:: Data shown ::

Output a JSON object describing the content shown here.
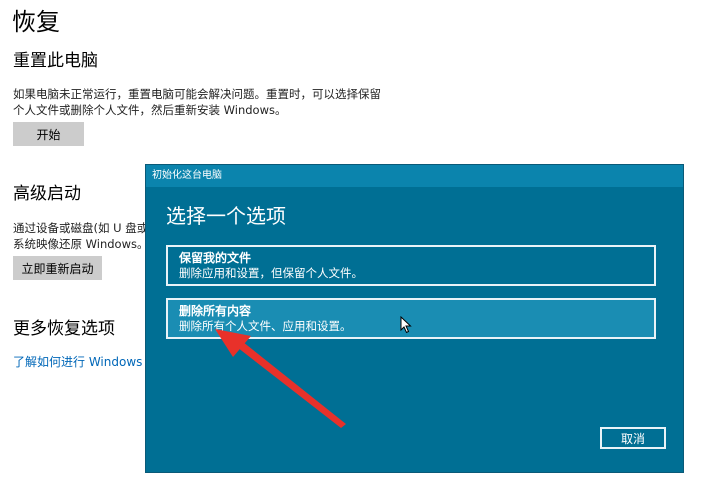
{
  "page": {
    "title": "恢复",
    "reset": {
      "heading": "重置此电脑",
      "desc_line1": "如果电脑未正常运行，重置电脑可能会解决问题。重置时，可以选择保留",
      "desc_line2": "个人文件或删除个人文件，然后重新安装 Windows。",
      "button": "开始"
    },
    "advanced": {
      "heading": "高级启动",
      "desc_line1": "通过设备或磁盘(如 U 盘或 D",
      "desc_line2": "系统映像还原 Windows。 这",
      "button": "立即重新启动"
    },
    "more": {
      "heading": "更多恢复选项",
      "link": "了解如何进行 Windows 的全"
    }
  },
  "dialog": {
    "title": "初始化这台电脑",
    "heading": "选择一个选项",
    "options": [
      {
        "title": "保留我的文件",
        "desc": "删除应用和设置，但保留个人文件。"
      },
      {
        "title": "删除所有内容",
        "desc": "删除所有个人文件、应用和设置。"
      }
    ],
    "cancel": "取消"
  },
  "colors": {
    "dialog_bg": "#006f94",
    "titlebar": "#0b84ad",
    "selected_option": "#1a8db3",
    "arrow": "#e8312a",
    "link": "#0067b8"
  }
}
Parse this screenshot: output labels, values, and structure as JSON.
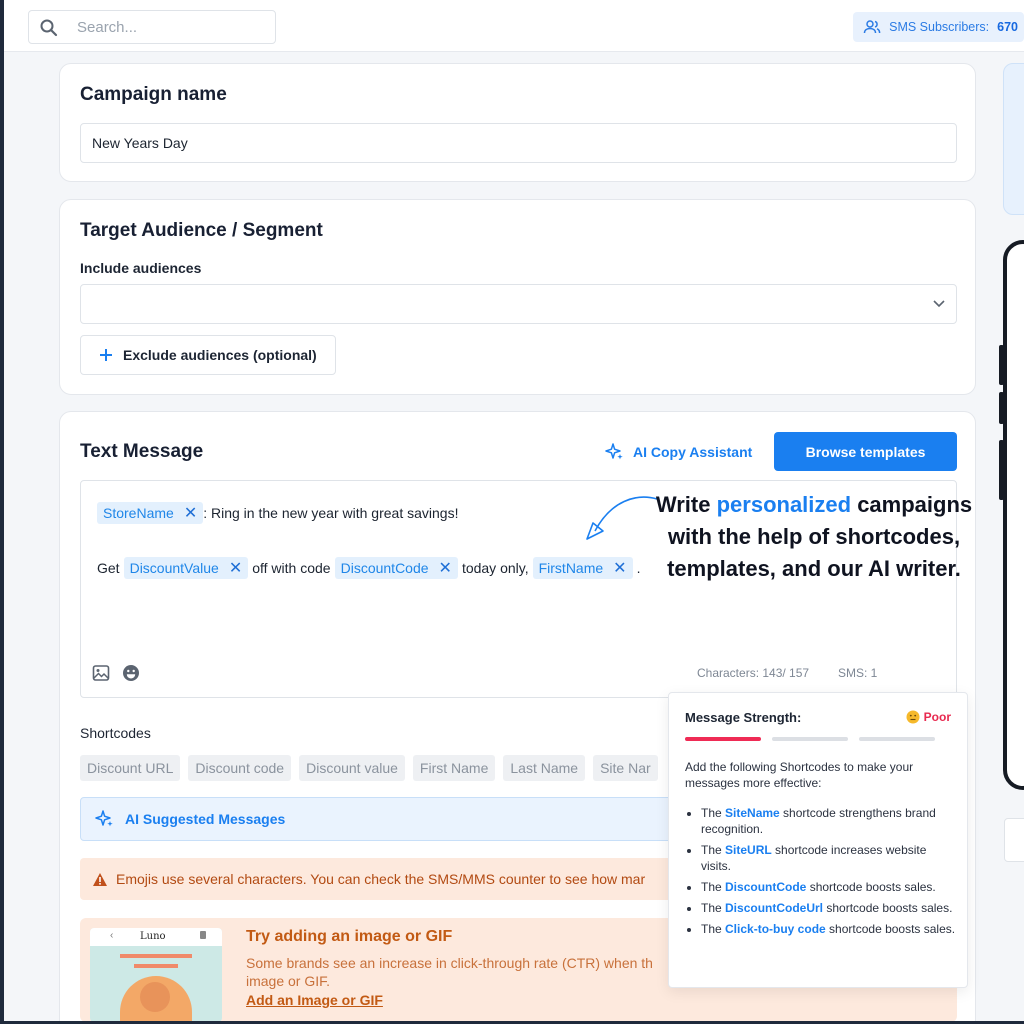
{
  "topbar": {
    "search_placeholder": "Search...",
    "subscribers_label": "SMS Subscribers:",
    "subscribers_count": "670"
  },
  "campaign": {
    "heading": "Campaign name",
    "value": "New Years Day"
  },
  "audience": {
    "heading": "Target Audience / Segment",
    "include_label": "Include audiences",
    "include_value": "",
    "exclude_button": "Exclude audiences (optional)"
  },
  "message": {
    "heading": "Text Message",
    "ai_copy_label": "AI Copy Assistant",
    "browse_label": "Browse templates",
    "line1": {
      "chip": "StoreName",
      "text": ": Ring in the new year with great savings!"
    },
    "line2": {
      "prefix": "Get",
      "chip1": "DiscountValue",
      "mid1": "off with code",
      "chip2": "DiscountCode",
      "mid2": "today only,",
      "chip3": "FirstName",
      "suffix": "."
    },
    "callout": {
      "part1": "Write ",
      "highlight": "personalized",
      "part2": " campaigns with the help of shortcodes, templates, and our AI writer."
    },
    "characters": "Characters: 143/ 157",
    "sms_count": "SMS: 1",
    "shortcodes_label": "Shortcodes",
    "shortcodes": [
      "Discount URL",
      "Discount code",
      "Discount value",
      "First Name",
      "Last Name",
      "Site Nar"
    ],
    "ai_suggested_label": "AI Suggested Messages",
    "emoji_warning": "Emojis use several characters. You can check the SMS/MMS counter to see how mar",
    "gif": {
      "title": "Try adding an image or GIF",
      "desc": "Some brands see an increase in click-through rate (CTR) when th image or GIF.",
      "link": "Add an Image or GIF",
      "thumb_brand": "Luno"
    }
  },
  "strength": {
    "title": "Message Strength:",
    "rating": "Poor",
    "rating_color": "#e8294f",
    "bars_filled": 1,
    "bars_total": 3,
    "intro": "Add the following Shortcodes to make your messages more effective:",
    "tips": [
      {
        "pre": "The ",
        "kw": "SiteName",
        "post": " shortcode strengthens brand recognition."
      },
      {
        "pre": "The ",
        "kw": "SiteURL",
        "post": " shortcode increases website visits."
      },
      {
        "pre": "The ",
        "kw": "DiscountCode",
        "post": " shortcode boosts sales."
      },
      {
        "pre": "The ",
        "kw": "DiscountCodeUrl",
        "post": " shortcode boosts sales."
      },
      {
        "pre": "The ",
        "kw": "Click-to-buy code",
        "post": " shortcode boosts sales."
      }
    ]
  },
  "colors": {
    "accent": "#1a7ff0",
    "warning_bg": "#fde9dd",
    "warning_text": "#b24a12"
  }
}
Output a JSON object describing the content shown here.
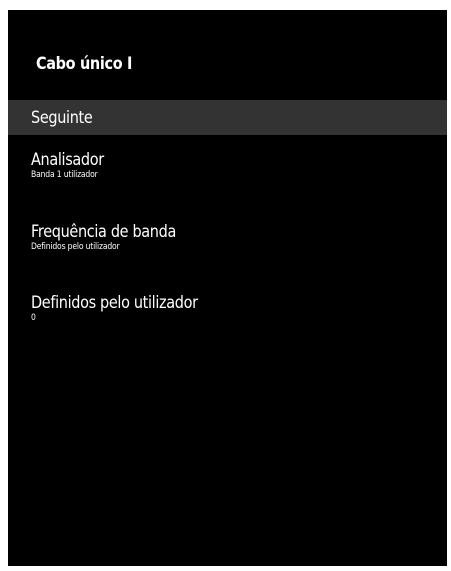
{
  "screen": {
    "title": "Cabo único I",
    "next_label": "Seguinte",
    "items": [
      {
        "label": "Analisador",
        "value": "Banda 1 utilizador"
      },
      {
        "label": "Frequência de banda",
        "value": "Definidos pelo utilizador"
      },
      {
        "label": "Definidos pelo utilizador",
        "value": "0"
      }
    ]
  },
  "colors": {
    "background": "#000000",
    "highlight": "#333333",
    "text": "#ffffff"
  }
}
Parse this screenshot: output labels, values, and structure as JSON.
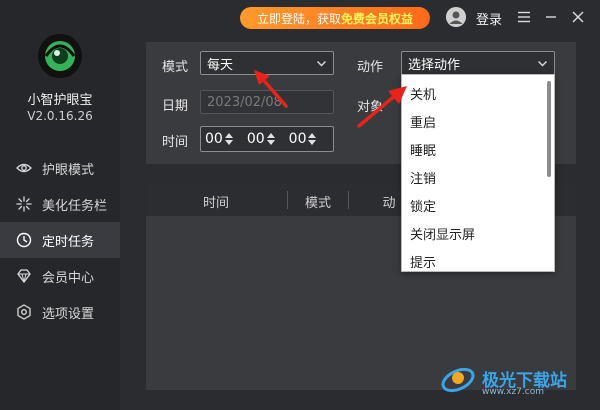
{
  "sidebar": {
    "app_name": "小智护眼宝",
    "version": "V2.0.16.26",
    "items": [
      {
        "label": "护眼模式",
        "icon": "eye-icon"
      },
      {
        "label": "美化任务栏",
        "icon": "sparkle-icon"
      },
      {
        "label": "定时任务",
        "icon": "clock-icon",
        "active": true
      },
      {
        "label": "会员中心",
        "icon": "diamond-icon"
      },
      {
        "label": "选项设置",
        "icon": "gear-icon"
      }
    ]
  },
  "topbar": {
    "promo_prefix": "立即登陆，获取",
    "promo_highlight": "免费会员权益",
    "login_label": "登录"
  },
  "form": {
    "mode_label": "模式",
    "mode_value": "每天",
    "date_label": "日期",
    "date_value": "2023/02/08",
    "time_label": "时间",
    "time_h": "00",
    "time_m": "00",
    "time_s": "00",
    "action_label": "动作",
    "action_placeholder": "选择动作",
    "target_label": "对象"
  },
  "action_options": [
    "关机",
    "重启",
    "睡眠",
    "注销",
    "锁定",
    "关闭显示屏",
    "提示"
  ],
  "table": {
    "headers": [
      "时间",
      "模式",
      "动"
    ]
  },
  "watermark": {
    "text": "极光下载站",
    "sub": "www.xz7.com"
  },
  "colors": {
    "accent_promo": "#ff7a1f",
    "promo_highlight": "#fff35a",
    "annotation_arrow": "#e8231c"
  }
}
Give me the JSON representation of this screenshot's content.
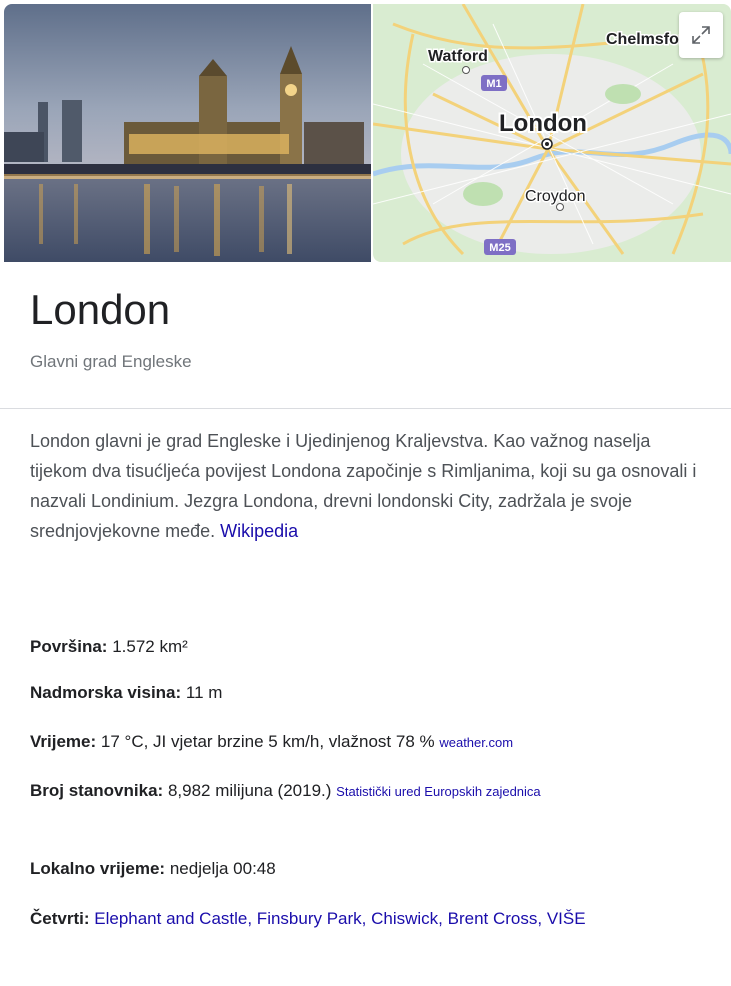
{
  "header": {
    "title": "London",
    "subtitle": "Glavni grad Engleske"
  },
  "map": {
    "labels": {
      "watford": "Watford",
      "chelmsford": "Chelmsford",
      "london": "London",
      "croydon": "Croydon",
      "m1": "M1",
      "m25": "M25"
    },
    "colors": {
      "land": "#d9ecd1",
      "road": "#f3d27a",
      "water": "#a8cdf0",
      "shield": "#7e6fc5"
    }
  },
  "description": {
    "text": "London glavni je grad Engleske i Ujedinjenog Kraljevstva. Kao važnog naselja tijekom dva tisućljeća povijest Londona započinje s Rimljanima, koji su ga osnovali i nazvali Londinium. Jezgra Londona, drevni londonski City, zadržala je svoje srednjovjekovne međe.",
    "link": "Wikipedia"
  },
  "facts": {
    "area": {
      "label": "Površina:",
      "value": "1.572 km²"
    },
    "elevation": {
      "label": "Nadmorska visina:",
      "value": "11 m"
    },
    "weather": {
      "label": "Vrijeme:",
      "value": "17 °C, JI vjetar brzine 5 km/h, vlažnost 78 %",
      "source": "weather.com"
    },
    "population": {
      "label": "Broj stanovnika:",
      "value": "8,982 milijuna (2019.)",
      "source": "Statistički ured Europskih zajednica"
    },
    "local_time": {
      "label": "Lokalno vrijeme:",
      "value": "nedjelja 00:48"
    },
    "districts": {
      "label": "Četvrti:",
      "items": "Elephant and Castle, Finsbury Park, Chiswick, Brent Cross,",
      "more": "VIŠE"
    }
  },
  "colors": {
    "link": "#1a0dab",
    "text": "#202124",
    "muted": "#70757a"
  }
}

:::

* **Required work**
Pick out the lines containing the string "audiences" and show them.

* **Answer**
    "include_label": "Include audiences",
    "exclude_button": "Exclude audiences (optional)"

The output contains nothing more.